── TASK MATERIAL

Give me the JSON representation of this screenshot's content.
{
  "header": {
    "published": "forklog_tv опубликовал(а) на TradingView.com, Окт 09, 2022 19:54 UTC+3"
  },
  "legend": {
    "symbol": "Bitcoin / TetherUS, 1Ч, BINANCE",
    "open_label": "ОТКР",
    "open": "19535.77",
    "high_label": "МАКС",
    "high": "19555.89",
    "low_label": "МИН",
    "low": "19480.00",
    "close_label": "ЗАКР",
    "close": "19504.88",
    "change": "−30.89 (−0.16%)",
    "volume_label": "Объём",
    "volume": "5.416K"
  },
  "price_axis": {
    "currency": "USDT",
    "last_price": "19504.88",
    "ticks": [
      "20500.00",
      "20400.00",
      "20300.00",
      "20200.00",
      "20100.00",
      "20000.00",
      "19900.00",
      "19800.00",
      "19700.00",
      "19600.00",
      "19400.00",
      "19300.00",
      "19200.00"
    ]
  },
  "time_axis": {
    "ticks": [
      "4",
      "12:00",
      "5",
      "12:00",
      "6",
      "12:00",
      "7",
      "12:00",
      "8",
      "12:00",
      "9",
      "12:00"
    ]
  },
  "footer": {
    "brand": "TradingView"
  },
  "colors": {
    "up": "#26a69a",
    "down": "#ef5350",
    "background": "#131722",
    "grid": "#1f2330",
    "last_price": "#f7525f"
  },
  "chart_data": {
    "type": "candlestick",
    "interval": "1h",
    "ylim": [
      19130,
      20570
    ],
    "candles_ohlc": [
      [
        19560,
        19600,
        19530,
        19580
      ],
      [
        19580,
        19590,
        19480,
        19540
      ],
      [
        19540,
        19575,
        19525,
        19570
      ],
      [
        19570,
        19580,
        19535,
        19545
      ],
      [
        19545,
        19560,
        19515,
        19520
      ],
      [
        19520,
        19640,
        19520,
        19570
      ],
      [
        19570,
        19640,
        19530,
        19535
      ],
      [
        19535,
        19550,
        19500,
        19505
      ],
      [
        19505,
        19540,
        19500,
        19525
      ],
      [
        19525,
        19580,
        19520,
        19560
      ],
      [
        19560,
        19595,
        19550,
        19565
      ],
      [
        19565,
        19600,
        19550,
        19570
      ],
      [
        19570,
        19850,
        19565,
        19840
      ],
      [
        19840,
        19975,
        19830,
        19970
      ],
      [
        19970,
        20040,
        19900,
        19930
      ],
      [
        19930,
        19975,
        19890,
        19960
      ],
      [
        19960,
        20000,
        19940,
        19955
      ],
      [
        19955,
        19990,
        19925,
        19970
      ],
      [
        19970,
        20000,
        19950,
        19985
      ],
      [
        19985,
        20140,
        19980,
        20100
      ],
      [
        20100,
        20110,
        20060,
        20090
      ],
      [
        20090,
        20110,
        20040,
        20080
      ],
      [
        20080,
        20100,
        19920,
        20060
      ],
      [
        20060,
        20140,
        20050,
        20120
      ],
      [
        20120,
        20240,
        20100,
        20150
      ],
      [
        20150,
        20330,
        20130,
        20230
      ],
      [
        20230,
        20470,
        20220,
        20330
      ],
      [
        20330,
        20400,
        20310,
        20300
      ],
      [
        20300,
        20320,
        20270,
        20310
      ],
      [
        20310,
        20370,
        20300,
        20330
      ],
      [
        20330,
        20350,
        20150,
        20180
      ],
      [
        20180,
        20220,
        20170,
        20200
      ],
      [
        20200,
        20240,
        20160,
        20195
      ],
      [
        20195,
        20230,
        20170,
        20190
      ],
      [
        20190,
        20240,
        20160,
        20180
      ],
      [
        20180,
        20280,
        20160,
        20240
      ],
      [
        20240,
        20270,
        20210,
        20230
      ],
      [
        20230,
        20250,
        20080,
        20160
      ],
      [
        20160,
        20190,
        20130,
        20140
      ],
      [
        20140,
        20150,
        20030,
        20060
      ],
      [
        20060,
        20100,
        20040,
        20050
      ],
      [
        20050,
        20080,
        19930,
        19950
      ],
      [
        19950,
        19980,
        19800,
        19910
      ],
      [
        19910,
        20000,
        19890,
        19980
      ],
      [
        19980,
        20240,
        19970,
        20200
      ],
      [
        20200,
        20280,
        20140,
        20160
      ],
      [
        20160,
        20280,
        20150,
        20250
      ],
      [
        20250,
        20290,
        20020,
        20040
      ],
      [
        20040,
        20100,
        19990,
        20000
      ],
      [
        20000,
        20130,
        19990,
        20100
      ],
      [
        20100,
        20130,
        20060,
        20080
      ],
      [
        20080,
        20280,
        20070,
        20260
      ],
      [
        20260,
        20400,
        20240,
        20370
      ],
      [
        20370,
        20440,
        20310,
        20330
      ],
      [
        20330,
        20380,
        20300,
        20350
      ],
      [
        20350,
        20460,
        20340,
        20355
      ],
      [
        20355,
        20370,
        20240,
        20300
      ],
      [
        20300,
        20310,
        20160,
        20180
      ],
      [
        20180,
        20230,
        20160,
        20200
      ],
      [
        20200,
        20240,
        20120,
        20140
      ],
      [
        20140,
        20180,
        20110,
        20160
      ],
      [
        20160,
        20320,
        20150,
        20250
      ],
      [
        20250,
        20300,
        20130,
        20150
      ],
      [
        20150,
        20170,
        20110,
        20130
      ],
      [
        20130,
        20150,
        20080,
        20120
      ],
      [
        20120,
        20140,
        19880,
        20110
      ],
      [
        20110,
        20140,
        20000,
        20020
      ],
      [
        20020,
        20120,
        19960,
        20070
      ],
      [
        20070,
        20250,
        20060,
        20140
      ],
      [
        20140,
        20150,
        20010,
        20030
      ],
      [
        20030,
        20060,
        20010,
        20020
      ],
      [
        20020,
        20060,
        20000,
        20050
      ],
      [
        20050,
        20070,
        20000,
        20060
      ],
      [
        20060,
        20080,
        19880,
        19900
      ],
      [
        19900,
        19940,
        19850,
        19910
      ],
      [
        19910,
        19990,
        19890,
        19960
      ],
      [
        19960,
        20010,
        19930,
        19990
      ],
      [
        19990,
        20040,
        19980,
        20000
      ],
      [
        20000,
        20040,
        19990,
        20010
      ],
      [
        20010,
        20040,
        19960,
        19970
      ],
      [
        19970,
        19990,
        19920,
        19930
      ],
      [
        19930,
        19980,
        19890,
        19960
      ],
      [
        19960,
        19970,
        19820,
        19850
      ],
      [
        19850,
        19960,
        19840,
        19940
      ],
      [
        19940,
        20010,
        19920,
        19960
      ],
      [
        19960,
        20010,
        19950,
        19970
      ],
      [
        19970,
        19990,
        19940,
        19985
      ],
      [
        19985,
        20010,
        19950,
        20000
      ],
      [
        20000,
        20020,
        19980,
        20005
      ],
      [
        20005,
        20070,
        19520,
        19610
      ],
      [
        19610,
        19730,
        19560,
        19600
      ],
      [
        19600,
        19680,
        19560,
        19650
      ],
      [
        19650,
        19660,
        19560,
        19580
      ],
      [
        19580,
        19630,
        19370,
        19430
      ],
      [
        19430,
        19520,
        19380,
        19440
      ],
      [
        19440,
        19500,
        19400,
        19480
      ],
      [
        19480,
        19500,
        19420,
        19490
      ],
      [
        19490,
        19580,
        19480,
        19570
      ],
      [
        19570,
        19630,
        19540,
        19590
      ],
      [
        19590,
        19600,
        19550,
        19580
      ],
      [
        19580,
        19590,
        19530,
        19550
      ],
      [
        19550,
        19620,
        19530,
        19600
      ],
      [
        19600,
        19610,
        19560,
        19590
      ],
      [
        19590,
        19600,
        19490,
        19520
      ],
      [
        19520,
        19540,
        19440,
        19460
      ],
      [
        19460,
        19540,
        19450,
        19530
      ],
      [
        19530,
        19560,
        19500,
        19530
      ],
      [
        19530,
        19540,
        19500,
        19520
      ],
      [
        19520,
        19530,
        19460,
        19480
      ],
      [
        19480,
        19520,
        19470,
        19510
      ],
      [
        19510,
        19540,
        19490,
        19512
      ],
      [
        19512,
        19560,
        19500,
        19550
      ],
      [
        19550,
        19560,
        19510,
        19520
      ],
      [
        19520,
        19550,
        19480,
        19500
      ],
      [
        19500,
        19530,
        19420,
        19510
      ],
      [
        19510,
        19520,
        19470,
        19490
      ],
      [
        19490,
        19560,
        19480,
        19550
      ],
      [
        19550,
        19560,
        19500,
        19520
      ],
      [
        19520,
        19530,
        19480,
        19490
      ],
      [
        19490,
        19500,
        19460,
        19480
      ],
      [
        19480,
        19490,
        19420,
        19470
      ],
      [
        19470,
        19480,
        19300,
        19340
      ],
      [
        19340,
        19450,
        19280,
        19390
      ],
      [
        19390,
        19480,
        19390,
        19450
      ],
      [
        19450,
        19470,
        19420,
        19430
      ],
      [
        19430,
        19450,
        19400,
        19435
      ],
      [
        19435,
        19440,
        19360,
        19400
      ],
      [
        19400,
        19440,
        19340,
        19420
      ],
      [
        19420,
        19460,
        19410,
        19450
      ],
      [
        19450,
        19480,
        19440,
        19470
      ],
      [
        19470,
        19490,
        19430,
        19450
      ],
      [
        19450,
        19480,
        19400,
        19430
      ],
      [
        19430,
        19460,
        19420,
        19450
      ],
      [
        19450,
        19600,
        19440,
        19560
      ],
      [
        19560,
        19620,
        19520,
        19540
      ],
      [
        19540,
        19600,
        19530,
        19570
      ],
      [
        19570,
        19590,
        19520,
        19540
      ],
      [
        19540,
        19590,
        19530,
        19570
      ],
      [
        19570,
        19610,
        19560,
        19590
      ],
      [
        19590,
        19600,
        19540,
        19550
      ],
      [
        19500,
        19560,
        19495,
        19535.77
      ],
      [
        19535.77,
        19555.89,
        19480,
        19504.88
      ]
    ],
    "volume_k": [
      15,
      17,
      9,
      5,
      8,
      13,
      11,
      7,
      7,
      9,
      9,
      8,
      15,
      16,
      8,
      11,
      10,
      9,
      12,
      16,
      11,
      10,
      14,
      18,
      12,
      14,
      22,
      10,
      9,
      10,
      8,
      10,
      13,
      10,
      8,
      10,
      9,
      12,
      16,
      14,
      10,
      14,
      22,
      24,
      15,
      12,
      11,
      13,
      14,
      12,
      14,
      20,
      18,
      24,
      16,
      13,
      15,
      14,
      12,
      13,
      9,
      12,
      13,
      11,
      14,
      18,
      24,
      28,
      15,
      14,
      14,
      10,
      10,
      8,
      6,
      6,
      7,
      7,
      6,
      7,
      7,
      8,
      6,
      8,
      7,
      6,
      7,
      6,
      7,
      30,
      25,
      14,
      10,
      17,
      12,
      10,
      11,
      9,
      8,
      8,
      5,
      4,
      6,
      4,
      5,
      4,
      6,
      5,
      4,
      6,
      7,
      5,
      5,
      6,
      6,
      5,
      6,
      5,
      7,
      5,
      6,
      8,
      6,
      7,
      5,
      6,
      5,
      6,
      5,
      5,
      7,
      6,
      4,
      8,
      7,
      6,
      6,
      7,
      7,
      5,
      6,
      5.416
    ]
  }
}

────

▸ **AIM OF THE TASK**: Count the lines in the entries above that include the string "TradingView", then give only that figure.

▸ **PROBLEM SOLUTION**: 2